| What needs to be done |
All lines in the data bearing the string "Tarihi" should be identified and copied.

| Data items |

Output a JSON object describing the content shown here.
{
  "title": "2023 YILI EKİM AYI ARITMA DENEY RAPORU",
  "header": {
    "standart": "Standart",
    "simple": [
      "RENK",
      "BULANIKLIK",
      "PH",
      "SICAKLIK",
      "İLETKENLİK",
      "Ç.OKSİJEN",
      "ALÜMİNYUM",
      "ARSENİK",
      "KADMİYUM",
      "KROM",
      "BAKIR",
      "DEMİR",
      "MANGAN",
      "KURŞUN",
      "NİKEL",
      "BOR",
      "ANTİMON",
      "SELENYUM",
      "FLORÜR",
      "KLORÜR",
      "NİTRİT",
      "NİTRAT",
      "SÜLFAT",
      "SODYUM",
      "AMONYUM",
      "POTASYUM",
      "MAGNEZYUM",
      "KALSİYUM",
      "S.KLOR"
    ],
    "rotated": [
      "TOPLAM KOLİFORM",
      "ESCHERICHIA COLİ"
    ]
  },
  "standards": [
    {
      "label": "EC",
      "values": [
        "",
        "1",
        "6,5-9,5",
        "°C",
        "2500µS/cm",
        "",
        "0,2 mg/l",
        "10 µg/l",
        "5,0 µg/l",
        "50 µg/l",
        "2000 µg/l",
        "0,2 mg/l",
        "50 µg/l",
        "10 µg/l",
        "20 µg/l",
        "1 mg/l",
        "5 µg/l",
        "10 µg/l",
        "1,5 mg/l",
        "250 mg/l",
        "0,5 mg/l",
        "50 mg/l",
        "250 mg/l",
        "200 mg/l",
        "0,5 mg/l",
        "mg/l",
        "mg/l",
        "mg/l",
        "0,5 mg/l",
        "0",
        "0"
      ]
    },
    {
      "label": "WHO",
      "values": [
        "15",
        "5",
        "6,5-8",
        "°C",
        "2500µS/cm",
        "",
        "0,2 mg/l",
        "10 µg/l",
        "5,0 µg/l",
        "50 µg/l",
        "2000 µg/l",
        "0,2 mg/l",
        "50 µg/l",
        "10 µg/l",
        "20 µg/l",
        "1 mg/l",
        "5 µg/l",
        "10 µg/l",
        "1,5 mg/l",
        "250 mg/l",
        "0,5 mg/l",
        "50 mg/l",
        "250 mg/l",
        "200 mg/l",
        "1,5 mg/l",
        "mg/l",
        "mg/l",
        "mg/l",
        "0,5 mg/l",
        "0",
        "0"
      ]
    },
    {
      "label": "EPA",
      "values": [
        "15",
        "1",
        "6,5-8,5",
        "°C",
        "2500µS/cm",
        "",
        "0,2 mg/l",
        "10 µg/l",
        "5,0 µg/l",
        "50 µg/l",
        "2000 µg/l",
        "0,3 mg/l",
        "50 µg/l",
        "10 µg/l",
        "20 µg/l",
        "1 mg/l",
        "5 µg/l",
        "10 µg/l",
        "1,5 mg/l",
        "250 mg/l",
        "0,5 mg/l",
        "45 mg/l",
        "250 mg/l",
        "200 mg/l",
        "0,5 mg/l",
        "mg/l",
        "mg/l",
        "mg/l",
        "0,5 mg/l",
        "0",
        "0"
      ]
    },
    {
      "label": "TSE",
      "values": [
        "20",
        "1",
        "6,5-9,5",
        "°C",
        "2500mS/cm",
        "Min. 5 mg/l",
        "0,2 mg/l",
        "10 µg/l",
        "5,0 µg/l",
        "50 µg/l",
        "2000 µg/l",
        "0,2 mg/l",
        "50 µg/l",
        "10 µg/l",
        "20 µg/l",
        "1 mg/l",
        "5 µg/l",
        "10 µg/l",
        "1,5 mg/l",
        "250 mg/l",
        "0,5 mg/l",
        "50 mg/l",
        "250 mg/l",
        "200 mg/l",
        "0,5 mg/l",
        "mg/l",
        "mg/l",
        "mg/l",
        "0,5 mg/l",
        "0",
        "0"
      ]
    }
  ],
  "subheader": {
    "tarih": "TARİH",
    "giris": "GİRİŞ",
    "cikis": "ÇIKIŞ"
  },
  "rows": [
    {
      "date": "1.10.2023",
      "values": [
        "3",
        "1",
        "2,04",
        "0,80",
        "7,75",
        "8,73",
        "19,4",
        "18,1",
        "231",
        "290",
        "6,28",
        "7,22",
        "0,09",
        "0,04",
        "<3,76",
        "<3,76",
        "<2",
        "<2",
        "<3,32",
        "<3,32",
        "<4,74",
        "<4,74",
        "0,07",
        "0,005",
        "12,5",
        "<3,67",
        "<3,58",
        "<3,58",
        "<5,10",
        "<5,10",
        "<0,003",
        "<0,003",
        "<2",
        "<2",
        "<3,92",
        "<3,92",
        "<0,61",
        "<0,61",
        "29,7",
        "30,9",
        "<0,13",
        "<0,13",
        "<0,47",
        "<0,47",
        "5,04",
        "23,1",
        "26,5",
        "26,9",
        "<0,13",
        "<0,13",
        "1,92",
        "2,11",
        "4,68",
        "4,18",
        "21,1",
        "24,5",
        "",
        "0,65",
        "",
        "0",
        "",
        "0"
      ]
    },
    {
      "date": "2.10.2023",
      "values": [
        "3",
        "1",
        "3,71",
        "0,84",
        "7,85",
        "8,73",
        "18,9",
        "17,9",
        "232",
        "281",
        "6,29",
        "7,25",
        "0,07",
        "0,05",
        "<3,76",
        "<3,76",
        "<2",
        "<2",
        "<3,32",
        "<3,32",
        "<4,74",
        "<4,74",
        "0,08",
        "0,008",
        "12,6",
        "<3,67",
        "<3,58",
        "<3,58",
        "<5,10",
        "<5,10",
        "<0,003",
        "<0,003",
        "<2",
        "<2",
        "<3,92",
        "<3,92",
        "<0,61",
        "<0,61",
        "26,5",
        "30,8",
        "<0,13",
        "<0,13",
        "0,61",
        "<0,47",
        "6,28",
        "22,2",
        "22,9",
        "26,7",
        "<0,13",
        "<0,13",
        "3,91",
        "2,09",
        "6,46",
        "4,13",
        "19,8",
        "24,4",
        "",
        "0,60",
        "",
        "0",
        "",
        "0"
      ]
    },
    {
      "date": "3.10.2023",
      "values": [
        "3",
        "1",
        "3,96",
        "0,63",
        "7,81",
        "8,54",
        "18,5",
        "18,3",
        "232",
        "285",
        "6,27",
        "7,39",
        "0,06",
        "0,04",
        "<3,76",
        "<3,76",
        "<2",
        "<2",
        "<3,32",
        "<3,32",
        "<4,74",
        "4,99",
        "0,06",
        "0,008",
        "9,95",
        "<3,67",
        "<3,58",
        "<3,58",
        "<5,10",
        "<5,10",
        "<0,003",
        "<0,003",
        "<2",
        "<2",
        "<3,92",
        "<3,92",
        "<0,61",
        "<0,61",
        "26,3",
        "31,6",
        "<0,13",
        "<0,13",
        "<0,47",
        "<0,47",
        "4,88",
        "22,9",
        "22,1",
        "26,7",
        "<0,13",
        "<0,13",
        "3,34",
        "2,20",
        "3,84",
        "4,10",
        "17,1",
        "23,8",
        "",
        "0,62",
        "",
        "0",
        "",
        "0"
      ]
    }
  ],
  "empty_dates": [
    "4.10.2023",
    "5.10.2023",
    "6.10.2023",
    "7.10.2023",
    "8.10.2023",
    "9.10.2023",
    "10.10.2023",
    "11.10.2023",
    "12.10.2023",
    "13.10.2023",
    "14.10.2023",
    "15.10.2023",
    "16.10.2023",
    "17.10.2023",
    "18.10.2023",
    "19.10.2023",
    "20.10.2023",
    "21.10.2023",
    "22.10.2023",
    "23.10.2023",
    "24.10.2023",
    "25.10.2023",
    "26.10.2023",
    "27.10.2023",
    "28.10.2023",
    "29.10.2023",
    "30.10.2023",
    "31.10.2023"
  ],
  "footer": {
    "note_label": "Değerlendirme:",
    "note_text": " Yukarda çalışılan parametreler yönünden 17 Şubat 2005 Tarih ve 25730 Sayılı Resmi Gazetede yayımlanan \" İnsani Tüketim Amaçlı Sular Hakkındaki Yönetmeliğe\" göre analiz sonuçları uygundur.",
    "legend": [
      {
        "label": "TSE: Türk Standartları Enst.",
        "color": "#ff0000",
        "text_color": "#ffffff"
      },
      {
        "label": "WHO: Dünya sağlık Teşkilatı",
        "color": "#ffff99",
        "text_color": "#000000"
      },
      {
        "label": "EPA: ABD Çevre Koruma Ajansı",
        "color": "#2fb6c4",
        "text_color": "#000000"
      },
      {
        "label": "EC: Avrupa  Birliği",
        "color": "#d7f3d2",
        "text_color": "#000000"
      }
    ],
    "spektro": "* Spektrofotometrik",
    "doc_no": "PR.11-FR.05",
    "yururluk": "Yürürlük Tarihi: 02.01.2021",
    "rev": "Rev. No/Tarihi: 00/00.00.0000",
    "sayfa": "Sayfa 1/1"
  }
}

| Final result |
    "yururluk": "Yürürlük Tarihi: 02.01.2021",
    "rev": "Rev. No/Tarihi: 00/00.00.0000",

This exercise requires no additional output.